## DOCUMENT PASSAGE
● ● ● ●

New LPs Breathe Life Into Fundraising Market

It will be extremely challenging, with many investors overallocated and short on cash for new commitments or even for funding existing ones. Yet newcomers to the field will provide some welcome relief from the slammed doors that many general partners will encounter, if they dare hit the fundraising trail at all this year.

Buyouts has identified 20 limited partners who want to give you money. Yes, really. They’ve got at least $8 billion to dedicate to private equity. See the table for information on who they are and what they have to spend. They range from those who have already backed a few private equity funds but still have a long way to go to reach their allocations, to those who have just begun a search for consultants to tell them how to proceed with the asset class.

Many of these newbies represent smaller U.S. state, county and municipal plan sponsors that have only recently been granted permission to invest in private equity or who previously did not have the staff to handle the asset class.

Due to their conservative nature, many states, such as the Public Employees’ Retirement System of Mississippi, whose initial exposure to private equity will likely be via fund of funds, previously had laws allowing only investments in equities or fixed income vehicles and prohibiting investments in alternative asset classes.

● ● ● ●

## RECORD EXTRACTS
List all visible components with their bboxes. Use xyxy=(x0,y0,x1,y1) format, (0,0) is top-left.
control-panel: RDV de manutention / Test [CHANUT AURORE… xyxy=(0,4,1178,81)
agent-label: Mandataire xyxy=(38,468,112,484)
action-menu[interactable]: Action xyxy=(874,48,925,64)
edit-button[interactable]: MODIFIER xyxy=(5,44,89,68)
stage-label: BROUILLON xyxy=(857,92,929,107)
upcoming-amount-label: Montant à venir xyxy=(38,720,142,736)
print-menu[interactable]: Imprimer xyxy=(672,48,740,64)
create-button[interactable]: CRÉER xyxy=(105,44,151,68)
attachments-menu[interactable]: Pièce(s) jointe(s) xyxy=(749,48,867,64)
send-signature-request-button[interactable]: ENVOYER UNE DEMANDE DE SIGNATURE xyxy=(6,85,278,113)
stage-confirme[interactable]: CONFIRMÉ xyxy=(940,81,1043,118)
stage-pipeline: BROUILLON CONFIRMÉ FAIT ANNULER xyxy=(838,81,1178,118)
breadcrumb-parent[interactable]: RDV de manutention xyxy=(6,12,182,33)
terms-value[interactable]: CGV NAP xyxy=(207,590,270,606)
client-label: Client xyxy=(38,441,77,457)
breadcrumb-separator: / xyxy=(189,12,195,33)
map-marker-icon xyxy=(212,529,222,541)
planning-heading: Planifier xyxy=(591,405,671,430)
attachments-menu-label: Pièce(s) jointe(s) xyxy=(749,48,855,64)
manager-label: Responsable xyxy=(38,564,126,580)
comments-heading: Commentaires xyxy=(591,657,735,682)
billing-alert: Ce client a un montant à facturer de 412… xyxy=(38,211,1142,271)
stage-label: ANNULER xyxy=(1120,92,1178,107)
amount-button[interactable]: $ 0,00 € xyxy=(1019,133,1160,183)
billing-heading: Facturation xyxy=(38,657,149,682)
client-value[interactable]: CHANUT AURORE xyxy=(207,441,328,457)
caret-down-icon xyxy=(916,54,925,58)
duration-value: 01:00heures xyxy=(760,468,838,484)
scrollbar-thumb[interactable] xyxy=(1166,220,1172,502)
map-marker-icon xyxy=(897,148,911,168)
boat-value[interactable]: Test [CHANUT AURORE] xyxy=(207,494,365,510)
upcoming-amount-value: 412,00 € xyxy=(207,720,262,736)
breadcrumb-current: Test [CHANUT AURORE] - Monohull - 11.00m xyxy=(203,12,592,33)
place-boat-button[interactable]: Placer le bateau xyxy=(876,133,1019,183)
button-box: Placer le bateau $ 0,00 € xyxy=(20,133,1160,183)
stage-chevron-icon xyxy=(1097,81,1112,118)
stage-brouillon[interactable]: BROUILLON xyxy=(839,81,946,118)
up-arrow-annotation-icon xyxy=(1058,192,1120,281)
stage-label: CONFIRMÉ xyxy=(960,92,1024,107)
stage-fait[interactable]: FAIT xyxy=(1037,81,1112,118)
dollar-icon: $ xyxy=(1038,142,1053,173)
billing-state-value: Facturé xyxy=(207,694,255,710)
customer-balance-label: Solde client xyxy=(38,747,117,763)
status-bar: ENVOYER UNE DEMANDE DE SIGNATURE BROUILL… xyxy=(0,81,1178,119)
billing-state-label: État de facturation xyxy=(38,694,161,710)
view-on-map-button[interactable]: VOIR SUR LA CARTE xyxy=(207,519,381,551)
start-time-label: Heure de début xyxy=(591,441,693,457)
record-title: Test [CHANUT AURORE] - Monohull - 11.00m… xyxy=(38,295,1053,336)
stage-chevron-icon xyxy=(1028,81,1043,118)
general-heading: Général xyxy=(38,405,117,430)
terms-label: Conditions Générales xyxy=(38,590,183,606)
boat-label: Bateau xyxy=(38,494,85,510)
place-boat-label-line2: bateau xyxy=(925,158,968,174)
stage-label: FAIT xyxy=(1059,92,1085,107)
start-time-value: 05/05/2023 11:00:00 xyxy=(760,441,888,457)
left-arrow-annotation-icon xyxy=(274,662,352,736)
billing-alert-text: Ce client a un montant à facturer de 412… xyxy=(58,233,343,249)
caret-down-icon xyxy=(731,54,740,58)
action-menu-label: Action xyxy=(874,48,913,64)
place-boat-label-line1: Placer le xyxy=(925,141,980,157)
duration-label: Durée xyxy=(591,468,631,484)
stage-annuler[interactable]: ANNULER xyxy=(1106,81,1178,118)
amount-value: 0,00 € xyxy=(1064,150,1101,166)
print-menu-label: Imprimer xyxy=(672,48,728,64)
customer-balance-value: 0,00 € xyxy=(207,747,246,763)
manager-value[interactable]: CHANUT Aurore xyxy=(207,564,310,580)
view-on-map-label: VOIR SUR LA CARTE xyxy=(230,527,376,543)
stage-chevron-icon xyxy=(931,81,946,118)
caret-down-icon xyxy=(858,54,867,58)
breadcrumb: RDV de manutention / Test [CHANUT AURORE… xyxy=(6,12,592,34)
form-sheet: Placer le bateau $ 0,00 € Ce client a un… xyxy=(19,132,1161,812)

● ● ● ●

Can you reproduce the fundraising article from "New LPs Breathe" up to and including "all this year.", changing "investors" to "backers"?

## REPLY
New LPs Breathe Life Into Fundraising Market

It will be extremely challenging, with many backers overallocated and short on cash for new commitments or even for funding existing ones. Yet newcomers to the field will provide some welcome relief from the slammed doors that many general partners will encounter, if they dare hit the fundraising trail at all this year.